Exercise directions:
Provide the count of lines that hold "Springtime" and no other output.

[Items listed in a dataset]
• • • •
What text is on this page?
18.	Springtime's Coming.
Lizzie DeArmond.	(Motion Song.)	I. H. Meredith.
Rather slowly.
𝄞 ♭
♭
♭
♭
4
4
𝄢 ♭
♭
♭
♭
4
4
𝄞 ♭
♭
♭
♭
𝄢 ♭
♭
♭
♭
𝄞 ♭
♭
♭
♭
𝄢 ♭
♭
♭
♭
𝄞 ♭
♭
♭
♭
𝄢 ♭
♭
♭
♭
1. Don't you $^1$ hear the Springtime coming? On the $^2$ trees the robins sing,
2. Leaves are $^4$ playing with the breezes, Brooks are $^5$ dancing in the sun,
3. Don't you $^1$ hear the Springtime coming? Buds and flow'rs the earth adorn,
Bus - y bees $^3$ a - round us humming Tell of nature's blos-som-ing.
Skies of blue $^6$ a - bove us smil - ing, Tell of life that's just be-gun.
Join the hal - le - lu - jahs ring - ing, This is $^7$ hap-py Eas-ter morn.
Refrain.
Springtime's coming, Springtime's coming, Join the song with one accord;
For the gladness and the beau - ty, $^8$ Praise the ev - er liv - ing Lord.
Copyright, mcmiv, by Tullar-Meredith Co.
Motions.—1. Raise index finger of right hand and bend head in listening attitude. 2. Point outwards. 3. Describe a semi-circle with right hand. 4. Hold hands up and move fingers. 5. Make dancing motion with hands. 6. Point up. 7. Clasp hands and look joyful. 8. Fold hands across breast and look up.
• • • •
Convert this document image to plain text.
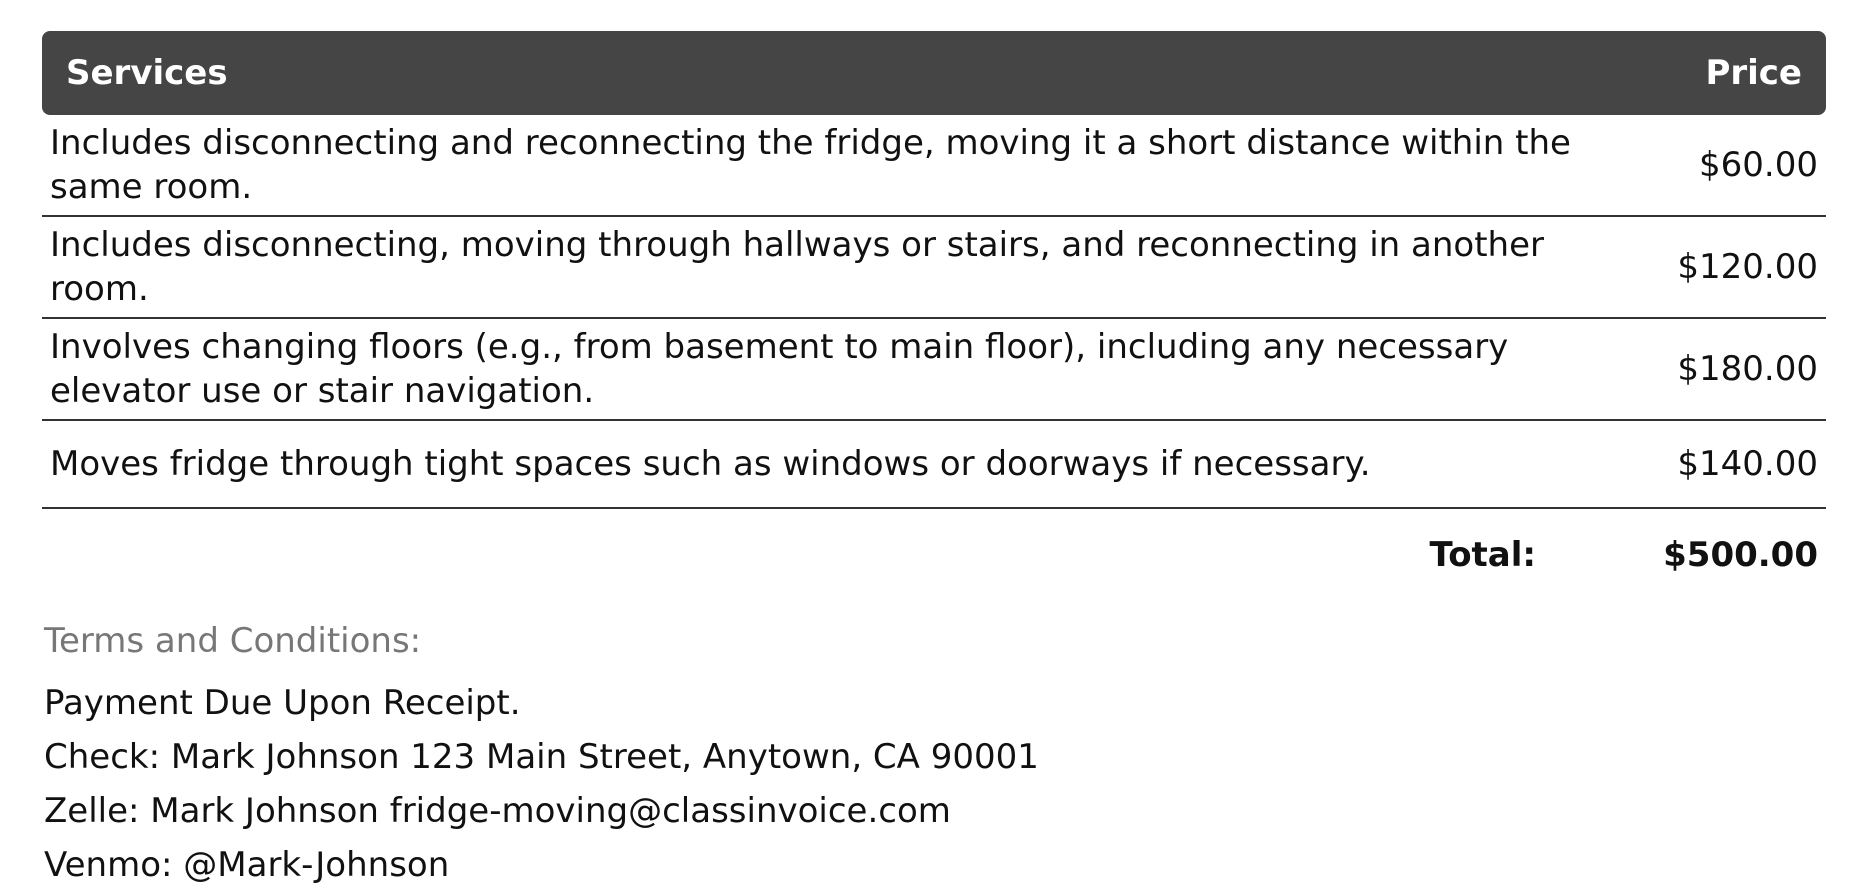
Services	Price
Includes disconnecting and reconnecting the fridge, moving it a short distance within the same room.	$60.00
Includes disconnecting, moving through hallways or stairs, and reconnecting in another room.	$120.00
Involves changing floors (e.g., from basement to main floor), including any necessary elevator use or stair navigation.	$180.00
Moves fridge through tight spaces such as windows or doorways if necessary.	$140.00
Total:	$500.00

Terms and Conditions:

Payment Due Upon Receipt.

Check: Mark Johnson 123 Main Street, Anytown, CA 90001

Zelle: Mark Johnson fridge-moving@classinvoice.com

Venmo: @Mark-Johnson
• • • •
Answer to the problem:
4